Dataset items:
::::
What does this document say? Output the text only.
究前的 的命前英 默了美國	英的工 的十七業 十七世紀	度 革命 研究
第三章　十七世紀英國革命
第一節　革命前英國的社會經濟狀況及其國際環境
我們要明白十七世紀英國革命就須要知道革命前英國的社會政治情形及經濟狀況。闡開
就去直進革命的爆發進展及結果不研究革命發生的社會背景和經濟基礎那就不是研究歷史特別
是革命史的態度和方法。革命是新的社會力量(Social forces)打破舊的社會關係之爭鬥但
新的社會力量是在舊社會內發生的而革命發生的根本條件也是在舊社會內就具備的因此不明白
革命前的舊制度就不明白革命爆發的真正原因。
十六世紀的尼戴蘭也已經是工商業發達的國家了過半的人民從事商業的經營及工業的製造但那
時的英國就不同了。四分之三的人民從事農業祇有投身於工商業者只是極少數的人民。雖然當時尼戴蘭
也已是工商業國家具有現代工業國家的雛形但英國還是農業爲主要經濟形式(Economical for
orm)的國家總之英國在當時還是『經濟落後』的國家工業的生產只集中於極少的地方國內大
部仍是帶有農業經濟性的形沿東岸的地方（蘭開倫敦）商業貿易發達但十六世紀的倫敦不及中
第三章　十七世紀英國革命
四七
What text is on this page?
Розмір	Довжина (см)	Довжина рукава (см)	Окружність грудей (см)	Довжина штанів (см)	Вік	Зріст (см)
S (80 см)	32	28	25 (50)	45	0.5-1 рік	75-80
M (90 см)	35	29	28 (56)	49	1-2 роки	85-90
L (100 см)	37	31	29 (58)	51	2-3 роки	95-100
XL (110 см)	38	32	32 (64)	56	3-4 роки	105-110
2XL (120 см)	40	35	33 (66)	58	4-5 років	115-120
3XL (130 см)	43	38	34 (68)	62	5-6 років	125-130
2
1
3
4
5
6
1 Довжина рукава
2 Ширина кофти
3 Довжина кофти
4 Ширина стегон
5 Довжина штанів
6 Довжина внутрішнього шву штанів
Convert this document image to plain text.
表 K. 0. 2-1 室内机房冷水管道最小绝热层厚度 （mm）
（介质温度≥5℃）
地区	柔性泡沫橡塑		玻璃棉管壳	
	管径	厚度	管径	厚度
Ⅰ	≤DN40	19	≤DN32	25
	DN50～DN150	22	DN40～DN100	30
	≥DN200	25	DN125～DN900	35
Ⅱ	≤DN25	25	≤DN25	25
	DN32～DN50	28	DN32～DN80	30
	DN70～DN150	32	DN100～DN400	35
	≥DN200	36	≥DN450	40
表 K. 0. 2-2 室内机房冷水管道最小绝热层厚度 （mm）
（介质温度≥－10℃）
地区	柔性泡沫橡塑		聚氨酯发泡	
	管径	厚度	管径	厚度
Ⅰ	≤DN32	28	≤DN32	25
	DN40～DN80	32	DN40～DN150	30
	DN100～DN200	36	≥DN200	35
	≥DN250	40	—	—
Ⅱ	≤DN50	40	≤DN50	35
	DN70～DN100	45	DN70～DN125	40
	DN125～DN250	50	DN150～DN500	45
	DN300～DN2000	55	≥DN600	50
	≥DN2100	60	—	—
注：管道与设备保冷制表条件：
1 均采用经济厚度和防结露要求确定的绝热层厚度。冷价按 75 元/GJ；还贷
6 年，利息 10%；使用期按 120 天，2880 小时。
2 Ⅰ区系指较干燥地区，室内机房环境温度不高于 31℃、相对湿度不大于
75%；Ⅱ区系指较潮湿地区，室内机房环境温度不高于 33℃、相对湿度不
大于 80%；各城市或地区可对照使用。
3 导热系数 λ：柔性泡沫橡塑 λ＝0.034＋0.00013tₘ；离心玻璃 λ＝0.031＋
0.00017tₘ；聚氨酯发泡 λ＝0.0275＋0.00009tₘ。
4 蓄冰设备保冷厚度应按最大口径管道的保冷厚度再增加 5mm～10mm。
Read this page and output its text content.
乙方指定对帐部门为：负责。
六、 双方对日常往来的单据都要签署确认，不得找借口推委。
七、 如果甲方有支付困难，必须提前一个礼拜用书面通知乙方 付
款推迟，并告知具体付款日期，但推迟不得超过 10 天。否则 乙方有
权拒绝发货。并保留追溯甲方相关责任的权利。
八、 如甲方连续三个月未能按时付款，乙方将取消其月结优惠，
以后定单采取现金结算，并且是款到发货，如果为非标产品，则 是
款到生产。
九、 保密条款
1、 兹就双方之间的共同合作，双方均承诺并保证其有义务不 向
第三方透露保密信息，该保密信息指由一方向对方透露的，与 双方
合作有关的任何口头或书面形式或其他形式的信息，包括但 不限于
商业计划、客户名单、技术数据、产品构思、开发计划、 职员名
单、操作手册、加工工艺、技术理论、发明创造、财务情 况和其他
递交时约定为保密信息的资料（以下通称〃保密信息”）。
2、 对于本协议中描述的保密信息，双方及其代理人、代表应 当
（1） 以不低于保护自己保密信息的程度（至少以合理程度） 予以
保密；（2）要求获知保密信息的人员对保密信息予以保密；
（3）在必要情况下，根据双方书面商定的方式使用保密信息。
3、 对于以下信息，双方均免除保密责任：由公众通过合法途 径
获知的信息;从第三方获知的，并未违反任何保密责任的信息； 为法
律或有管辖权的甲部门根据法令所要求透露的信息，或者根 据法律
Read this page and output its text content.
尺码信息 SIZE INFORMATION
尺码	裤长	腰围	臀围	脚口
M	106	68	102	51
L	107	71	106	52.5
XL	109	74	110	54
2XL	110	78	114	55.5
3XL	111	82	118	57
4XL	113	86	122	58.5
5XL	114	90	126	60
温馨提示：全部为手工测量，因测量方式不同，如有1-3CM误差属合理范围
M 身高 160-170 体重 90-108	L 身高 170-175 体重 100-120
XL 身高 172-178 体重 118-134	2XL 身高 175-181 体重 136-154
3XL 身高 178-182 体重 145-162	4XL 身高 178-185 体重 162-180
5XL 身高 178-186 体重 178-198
::::
» Written exercise
Within the listing above, find every line containing the string "штанів" and return it.

» Solution to this problem
Розмір	Довжина (см)	Довжина рукава (см)	Окружність грудей (см)	Довжина штанів (см)	Вік	Зріст (см)
5 Довжина штанів
6 Довжина внутрішнього шву штанів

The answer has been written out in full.